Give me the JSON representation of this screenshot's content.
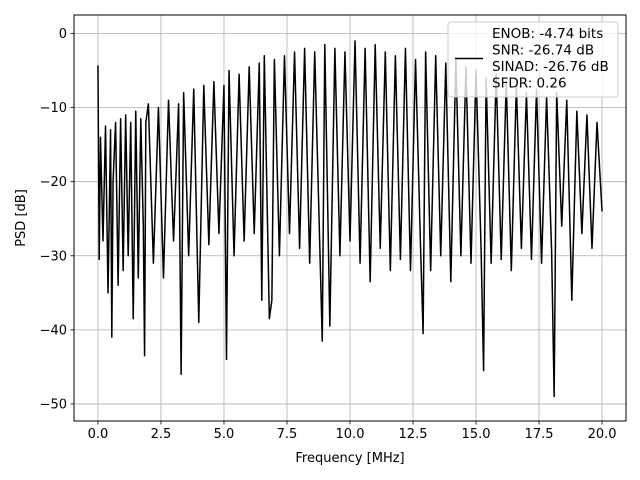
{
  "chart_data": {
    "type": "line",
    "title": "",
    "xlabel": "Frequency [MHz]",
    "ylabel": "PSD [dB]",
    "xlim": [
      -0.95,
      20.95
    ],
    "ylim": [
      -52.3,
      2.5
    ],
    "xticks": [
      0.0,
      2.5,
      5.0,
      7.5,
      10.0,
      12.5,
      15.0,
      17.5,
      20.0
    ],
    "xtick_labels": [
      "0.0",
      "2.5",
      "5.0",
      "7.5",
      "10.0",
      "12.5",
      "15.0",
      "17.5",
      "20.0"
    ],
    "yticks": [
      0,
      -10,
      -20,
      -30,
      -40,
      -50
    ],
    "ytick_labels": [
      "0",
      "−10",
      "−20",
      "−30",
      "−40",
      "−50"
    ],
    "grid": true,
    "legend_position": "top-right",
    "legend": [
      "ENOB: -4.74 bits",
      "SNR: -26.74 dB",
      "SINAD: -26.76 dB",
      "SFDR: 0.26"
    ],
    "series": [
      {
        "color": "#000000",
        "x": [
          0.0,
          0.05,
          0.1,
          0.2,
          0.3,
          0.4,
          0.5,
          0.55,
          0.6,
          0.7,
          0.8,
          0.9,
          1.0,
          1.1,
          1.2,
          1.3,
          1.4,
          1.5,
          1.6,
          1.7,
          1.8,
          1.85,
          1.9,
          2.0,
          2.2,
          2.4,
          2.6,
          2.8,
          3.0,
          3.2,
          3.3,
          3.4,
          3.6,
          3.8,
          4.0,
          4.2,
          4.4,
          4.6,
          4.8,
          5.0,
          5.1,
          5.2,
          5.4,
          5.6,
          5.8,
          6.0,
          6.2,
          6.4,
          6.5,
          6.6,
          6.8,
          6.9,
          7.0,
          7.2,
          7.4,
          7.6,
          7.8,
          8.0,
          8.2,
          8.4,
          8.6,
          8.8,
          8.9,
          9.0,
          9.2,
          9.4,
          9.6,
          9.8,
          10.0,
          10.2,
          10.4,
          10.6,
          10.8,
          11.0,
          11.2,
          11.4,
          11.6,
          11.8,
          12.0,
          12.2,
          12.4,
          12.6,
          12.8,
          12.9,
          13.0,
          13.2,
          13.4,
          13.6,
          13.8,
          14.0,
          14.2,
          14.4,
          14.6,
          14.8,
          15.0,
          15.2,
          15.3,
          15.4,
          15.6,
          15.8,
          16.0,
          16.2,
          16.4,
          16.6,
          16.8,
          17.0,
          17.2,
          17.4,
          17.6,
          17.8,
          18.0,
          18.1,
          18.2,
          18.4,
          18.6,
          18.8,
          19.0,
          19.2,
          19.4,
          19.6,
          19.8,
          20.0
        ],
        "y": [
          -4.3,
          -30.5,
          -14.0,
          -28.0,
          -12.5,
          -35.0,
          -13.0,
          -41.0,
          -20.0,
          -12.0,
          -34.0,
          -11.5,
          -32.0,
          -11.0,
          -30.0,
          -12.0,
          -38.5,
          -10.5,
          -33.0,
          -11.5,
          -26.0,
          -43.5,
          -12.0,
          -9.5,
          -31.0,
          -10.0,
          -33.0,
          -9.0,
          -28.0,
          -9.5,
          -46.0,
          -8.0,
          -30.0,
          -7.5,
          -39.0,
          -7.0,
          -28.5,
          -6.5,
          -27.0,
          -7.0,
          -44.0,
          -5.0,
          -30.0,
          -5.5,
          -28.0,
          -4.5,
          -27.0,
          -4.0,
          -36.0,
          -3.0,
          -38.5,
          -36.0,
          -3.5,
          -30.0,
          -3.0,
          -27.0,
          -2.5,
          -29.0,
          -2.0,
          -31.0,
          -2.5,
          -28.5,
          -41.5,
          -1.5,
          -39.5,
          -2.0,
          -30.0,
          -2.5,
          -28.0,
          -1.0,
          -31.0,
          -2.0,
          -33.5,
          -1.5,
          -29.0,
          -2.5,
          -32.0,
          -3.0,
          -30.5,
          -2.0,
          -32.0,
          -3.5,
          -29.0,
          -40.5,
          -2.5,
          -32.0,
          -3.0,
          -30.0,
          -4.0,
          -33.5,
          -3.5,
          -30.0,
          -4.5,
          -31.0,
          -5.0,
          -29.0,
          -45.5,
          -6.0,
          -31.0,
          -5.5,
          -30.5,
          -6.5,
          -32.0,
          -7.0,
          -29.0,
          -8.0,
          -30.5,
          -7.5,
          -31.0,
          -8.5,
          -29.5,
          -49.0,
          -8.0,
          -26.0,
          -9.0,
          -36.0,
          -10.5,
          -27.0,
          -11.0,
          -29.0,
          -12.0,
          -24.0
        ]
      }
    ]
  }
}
※
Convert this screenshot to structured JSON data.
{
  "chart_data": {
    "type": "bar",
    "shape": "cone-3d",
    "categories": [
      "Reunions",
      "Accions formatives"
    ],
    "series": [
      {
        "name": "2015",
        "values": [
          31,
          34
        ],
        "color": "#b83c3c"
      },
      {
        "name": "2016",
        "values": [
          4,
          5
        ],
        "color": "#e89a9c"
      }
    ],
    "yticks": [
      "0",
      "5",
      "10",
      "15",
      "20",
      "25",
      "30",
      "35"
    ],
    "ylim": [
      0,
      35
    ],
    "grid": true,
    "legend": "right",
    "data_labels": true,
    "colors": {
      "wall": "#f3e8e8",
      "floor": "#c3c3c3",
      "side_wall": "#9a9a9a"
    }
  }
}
※
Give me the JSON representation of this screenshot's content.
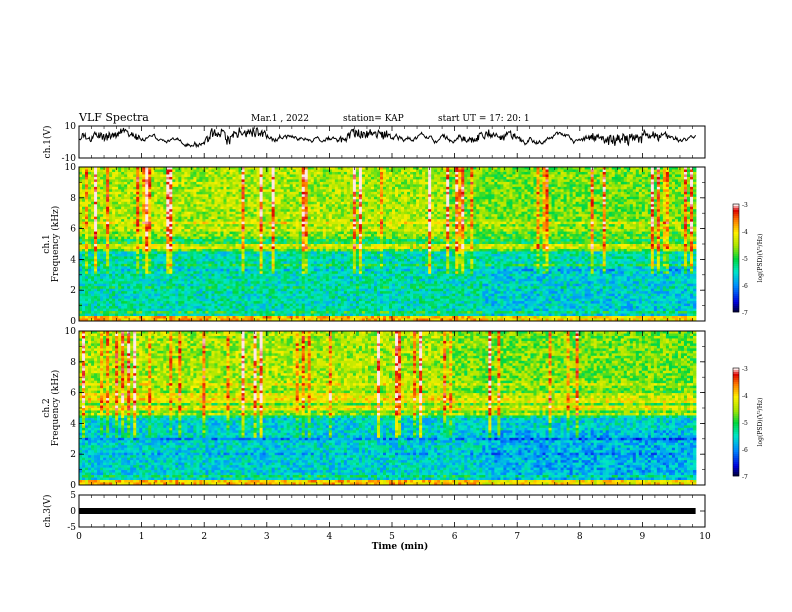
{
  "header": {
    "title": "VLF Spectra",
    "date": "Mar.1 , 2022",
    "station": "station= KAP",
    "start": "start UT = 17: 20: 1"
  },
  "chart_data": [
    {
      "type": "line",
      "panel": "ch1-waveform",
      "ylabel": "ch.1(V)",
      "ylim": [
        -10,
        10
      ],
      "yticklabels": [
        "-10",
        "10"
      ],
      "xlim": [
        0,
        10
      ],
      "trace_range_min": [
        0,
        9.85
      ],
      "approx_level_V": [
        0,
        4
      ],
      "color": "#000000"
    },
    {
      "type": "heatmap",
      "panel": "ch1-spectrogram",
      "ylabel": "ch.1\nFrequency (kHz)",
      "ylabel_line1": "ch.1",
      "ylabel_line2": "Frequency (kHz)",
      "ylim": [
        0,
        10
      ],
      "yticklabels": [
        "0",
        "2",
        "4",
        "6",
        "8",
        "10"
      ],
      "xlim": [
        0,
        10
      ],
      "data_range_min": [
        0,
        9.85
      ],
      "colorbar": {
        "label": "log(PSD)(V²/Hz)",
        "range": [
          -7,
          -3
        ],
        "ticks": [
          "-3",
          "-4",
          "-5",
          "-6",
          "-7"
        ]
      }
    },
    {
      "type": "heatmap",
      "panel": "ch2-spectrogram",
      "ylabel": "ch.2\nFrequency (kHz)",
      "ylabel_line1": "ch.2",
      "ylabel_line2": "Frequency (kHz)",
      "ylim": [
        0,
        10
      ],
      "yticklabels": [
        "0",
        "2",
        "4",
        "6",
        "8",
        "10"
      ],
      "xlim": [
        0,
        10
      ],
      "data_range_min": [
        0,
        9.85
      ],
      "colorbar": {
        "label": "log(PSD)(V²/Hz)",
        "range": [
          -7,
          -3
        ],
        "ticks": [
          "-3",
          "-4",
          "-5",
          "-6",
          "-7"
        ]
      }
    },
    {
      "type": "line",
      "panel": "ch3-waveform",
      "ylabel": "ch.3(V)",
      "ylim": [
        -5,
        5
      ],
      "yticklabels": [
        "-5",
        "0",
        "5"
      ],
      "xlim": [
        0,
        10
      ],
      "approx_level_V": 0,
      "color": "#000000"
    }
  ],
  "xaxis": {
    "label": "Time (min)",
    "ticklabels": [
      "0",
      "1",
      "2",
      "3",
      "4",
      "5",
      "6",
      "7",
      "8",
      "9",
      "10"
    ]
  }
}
※
Instructions for the task: Extract each line from the listing that holds the word "spectrogram".

Correct output:
      "panel": "ch1-spectrogram",
      "panel": "ch2-spectrogram",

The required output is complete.